**REQUEST:**
Narrow the data below down to the lines containing "icon".
BEGIN THE DATA
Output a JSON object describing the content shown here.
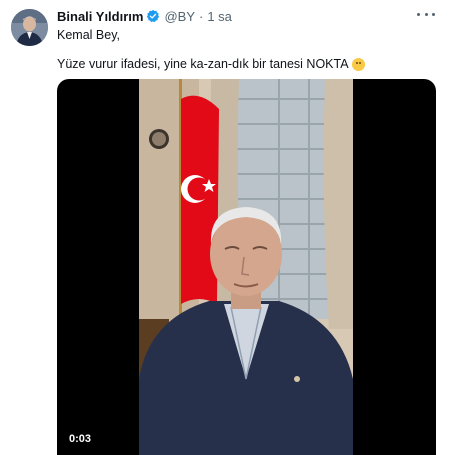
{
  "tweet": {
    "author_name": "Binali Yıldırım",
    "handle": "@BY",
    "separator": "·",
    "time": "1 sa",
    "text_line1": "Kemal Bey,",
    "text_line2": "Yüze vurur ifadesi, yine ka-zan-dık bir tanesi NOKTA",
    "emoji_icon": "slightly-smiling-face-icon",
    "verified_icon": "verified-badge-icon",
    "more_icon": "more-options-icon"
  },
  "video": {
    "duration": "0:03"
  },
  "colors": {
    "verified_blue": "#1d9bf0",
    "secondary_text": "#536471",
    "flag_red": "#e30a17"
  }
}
END THE DATA
**ANSWER IN FULL:**
    "emoji_icon": "slightly-smiling-face-icon",
    "verified_icon": "verified-badge-icon",
    "more_icon": "more-options-icon"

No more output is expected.